● Challenge 1: Print the rows below without any change, from the first row through the line that contains "info-label: 型号规格 [1179, 1060, 1214, 1154]", inclusive.

● Provided text:

▼

195 Ky. 1 | Ky. Ct. App. | 1922
Opinion of the Court by
Affirming.
This action was brought in the Jefferson circuit court by appellant, Mary Gilligan, to enforce a written contract.
“I, Edward Gilligan, being of sound mind and disposing memory, do hereby make this my last will and testament.
“1st. I desire that all my just debts and funeral expenses be paid.
“2nd. I give and bequeath to Father D. O’Sullivan fifty ($50.00) for masses for the repose of my soul.
“3rd. I give and bequeath to my daughter, Mary, three hundred dollars ($300.00), being amount advanced to me by her.
“4th. I give and bequeath to my daughters, Sarah and Susan, five dollars each.
“6th. All the rest and residue of my estate, real, personal and mixed, I give and bequeath to my wife, Ann Gilligan.
“7th. At the death of my wife, Ann Gilligan, I desire that all the estate remaining be given to my daughter, Mary, to be hers absolutely.

▲

● Supplied data:
▼

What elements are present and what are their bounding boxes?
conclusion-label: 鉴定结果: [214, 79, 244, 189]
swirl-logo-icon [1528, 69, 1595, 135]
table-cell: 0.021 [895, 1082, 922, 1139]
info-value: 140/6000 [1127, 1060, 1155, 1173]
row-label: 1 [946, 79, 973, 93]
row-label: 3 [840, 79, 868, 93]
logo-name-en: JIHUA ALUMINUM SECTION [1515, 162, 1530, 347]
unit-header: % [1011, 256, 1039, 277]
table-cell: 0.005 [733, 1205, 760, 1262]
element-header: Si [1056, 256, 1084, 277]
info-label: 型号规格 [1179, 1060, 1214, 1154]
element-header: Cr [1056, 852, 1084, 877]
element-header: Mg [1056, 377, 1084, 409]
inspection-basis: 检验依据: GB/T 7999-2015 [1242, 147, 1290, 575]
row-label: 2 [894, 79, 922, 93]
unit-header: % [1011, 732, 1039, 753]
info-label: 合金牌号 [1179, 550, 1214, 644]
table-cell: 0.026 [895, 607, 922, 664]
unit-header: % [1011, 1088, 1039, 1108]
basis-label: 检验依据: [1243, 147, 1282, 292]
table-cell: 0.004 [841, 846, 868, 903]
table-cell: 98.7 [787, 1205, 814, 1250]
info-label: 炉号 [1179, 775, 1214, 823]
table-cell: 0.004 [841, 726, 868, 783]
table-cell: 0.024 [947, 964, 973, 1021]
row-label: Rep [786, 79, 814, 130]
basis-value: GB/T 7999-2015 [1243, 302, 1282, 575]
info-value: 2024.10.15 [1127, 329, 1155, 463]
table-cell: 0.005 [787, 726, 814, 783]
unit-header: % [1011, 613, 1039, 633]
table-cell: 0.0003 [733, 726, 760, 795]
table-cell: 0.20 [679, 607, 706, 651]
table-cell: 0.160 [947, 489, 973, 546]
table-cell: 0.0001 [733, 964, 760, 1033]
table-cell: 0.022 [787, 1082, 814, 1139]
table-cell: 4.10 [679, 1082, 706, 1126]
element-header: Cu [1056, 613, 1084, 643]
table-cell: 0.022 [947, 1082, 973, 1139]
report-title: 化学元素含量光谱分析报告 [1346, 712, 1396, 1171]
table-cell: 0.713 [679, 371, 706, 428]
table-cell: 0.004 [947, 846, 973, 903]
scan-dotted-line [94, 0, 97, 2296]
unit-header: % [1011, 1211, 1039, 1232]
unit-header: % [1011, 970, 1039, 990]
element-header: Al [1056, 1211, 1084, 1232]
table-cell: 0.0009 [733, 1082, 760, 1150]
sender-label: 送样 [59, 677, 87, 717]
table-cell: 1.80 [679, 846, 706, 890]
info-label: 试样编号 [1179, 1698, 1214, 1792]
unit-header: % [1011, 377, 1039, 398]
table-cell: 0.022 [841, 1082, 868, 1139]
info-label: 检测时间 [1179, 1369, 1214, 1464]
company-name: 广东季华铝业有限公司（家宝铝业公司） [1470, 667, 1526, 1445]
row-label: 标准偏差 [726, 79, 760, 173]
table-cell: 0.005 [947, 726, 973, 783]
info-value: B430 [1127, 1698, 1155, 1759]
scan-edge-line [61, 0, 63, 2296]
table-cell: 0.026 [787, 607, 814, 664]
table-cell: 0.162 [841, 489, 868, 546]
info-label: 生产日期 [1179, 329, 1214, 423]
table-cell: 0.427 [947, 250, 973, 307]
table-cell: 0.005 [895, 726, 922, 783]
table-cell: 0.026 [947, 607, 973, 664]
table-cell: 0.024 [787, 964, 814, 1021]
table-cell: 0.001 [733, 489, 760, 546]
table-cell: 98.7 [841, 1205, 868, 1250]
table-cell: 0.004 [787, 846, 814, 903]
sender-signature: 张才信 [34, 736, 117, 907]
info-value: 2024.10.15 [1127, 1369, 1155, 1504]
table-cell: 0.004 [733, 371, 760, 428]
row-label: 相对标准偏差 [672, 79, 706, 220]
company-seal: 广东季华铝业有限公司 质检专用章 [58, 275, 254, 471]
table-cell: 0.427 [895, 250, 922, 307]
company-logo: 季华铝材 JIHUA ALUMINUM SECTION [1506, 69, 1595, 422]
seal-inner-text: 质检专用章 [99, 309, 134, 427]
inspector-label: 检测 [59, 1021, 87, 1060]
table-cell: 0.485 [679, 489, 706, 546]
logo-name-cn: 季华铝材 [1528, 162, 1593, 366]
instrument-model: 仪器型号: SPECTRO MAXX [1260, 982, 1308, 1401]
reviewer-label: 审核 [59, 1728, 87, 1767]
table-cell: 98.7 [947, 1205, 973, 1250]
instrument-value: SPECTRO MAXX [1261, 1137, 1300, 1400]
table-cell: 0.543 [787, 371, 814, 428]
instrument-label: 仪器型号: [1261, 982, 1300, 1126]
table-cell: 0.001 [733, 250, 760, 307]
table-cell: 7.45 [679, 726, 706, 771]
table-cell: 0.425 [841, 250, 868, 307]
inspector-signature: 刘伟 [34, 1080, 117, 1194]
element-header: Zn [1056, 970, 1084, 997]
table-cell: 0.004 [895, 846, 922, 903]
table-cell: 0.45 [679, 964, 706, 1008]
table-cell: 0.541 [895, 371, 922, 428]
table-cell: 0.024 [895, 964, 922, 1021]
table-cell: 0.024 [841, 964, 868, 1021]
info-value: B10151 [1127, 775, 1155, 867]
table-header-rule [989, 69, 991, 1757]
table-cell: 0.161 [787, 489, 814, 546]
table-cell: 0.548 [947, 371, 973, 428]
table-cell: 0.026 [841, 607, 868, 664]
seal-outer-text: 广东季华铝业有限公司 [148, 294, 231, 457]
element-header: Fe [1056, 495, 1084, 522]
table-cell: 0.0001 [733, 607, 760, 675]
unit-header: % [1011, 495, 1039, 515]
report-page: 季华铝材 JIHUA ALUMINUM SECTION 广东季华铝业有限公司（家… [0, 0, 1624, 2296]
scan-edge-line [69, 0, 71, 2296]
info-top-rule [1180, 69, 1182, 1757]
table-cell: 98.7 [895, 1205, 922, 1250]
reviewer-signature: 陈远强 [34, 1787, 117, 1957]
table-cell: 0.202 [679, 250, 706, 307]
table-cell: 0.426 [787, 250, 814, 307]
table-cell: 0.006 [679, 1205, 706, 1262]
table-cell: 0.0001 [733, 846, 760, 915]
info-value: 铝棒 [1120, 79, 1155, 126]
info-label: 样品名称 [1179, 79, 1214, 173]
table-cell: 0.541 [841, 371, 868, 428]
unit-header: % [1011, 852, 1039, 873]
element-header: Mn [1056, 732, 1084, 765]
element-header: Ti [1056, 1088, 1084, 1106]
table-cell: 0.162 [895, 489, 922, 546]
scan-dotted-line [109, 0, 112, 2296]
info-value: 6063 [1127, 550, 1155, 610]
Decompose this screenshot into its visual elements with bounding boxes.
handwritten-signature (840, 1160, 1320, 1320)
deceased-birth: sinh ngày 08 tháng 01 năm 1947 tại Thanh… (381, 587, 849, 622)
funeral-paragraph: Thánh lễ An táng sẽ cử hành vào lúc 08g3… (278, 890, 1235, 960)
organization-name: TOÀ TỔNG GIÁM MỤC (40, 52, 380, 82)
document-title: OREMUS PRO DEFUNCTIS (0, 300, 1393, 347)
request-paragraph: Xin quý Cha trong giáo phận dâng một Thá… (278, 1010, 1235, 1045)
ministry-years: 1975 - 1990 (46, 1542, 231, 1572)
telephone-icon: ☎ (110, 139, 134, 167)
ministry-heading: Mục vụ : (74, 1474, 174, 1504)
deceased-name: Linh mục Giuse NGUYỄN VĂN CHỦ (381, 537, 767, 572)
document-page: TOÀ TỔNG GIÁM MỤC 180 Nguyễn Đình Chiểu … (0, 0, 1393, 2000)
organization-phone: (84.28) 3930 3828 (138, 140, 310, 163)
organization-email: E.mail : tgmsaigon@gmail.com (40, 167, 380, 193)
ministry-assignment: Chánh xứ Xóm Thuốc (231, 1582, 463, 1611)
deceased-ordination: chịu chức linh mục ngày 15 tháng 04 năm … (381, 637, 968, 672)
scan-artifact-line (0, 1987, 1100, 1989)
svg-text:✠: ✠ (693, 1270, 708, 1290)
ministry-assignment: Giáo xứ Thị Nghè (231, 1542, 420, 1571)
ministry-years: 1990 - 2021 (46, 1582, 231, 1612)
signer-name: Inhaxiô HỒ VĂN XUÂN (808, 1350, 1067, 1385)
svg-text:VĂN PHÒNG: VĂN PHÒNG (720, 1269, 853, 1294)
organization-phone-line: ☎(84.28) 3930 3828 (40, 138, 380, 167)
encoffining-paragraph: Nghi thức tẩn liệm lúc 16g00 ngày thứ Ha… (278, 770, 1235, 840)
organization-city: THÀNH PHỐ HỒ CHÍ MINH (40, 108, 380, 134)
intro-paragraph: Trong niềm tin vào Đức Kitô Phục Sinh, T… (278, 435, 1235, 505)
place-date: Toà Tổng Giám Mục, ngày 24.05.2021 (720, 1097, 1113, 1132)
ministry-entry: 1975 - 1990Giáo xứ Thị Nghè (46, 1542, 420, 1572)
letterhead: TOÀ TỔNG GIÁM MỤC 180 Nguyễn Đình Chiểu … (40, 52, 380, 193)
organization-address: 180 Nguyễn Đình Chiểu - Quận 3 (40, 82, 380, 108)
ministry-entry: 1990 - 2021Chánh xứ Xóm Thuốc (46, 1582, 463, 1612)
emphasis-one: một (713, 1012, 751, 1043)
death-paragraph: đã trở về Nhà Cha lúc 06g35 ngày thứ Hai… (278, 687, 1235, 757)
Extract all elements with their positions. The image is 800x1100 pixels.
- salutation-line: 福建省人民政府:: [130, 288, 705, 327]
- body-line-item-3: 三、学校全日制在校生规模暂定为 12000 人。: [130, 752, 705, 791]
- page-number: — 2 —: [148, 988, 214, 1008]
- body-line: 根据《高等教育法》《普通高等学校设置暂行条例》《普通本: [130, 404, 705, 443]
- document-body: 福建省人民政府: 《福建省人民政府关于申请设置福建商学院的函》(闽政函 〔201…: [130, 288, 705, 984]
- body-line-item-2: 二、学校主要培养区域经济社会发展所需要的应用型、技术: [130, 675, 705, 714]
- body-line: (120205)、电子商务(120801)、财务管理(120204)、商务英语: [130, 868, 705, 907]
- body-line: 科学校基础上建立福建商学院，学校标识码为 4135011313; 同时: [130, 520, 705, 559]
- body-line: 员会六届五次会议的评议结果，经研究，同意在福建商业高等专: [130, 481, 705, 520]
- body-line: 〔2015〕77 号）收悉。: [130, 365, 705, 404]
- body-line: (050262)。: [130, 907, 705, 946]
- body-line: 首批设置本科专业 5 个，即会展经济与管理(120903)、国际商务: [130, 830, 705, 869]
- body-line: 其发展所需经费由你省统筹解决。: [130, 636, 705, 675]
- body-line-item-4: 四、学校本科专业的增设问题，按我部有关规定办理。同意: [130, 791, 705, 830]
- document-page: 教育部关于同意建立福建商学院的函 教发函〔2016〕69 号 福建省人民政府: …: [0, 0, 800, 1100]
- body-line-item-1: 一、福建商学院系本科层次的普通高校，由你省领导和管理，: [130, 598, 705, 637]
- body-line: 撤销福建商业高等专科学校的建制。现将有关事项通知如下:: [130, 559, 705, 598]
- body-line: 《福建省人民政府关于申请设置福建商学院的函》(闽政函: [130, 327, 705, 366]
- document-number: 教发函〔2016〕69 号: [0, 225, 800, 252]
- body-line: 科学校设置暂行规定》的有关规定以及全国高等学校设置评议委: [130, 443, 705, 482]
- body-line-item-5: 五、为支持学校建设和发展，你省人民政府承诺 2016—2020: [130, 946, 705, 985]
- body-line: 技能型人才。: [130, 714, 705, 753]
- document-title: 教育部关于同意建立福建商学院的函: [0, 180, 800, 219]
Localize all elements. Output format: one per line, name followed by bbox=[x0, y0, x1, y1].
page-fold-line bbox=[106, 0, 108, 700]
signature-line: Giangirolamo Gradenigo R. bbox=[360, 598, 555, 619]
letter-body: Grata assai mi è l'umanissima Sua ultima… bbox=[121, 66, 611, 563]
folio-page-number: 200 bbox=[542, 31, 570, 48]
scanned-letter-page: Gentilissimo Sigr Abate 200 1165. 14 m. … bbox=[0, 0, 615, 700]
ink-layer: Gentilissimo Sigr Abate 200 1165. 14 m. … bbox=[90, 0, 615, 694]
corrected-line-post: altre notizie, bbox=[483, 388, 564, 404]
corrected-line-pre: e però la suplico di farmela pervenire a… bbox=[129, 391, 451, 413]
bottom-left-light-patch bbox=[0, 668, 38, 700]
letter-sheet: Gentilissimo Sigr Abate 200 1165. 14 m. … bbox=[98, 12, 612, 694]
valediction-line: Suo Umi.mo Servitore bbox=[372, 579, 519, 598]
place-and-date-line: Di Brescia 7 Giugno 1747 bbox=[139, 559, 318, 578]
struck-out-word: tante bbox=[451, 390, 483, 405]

▲

● Challenge 2: Output word for word the part of the court opinion above between "195 Ky. 1 |" and "will and testament.", inclusive.

● Complete output 1:
What elements are present and what are their bounding boxes?
conclusion-label: 鉴定结果: [214, 79, 244, 189]
swirl-logo-icon [1528, 69, 1595, 135]
table-cell: 0.021 [895, 1082, 922, 1139]
info-value: 140/6000 [1127, 1060, 1155, 1173]
row-label: 1 [946, 79, 973, 93]
row-label: 3 [840, 79, 868, 93]
logo-name-en: JIHUA ALUMINUM SECTION [1515, 162, 1530, 347]
unit-header: % [1011, 256, 1039, 277]
table-cell: 0.005 [733, 1205, 760, 1262]
element-header: Si [1056, 256, 1084, 277]
info-label: 型号规格 [1179, 1060, 1214, 1154]

● Complete output 2:
195 Ky. 1 | Ky. Ct. App. | 1922
Opinion of the Court by
Affirming.
This action was brought in the Jefferson circuit court by appellant, Mary Gilligan, to enforce a written contract.
“I, Edward Gilligan, being of sound mind and disposing memory, do hereby make this my last will and testament.